# TASK DETAILS
Update the listing from its start through the line containing "modify-dialog-close-icon[interactable]: ✕ xyxy=(940,225,960,243)", changing "bounding box" to "enclosing box" and leaving everything else as is.

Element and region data
==============================

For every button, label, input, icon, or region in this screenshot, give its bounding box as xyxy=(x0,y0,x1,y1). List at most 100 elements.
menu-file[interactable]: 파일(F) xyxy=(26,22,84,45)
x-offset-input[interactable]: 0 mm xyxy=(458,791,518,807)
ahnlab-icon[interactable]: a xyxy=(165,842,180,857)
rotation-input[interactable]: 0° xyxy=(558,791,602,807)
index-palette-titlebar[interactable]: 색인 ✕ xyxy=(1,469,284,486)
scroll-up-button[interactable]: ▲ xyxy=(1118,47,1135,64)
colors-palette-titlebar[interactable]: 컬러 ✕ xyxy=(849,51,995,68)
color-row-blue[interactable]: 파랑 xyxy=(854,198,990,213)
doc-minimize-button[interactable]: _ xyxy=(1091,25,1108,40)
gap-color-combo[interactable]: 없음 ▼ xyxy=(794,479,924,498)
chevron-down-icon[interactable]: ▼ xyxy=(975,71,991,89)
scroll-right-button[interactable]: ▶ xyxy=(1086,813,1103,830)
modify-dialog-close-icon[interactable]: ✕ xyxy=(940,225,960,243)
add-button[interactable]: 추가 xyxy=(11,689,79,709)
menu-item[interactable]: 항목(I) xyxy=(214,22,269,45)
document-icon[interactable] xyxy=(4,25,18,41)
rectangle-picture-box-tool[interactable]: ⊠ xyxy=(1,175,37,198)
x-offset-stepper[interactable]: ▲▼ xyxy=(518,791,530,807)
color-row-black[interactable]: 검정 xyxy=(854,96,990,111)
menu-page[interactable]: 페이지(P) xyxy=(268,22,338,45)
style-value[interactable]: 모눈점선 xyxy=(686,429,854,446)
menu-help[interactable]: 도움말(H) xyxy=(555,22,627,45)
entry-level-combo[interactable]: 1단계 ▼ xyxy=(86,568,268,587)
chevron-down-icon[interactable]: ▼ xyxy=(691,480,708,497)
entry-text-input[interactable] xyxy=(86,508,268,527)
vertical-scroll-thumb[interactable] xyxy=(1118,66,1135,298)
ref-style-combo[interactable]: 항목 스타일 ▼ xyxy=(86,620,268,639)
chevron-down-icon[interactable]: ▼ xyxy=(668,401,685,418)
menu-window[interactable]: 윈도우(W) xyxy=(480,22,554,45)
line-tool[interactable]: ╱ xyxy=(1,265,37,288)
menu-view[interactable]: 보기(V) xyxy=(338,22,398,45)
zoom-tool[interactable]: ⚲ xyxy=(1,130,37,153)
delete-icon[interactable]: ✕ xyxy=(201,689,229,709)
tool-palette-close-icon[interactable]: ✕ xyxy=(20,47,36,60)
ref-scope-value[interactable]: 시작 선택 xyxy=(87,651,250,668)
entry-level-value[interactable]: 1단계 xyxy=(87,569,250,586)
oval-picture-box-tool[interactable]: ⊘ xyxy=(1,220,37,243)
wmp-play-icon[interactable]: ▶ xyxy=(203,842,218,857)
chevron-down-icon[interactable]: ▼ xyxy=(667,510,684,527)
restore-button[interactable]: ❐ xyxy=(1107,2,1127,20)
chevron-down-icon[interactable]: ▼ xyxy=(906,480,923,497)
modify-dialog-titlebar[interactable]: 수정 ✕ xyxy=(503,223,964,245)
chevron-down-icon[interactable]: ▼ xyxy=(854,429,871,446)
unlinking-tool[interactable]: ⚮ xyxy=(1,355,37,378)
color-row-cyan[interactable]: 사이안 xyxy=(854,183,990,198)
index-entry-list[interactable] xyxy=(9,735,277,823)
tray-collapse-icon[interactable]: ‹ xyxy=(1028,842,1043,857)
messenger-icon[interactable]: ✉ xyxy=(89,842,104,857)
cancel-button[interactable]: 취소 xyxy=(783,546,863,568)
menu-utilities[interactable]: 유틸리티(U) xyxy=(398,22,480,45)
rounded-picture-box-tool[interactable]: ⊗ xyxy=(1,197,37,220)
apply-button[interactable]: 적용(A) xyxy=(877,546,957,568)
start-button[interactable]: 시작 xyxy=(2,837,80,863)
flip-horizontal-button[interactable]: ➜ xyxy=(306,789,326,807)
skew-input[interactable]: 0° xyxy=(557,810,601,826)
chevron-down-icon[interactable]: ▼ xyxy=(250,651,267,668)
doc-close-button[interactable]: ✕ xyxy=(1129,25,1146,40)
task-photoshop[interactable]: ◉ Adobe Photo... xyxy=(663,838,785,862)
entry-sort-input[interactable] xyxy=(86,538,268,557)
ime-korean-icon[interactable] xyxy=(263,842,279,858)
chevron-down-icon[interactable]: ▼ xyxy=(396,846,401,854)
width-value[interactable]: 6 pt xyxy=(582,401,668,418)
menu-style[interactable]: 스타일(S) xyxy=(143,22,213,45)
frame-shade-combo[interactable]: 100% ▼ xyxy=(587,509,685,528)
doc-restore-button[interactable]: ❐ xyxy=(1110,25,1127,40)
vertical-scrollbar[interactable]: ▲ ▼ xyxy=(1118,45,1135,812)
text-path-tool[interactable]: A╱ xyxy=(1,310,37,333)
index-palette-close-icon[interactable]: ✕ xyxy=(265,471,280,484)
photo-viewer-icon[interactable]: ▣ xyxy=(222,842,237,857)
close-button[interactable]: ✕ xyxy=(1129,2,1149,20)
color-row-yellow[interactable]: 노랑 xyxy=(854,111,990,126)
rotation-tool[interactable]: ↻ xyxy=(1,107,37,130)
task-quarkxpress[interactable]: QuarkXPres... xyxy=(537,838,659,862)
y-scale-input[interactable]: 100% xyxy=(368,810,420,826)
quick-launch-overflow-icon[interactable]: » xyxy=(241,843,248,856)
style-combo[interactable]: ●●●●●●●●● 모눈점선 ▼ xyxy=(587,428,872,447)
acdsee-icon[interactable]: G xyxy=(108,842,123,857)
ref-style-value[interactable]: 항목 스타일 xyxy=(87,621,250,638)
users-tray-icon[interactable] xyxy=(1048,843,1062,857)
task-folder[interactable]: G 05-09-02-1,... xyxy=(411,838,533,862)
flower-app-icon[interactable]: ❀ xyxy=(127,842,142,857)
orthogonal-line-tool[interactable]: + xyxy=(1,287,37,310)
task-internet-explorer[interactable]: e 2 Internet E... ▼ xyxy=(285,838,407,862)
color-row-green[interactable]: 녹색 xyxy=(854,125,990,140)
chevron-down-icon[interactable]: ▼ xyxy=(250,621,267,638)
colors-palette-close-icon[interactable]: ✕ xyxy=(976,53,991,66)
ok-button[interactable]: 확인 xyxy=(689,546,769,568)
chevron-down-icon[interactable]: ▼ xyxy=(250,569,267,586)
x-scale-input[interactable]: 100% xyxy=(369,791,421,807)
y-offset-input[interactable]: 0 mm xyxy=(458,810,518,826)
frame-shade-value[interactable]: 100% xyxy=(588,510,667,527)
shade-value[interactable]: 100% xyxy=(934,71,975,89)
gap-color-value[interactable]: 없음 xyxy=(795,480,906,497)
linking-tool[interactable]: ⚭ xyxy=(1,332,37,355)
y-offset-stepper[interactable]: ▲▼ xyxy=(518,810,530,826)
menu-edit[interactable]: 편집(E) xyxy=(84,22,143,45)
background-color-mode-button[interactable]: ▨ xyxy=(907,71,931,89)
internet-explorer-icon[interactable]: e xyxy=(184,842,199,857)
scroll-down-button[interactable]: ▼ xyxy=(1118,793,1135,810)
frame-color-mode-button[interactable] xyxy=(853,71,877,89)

==============================

# SOLVED EXERCISE
For every button, label, input, icon, or region in this screenshot, give its enclosing box as xyxy=(x0,y0,x1,y1). List at most 100 elements.
menu-file[interactable]: 파일(F) xyxy=(26,22,84,45)
x-offset-input[interactable]: 0 mm xyxy=(458,791,518,807)
ahnlab-icon[interactable]: a xyxy=(165,842,180,857)
rotation-input[interactable]: 0° xyxy=(558,791,602,807)
index-palette-titlebar[interactable]: 색인 ✕ xyxy=(1,469,284,486)
scroll-up-button[interactable]: ▲ xyxy=(1118,47,1135,64)
colors-palette-titlebar[interactable]: 컬러 ✕ xyxy=(849,51,995,68)
color-row-blue[interactable]: 파랑 xyxy=(854,198,990,213)
doc-minimize-button[interactable]: _ xyxy=(1091,25,1108,40)
gap-color-combo[interactable]: 없음 ▼ xyxy=(794,479,924,498)
chevron-down-icon[interactable]: ▼ xyxy=(975,71,991,89)
scroll-right-button[interactable]: ▶ xyxy=(1086,813,1103,830)
modify-dialog-close-icon[interactable]: ✕ xyxy=(940,225,960,243)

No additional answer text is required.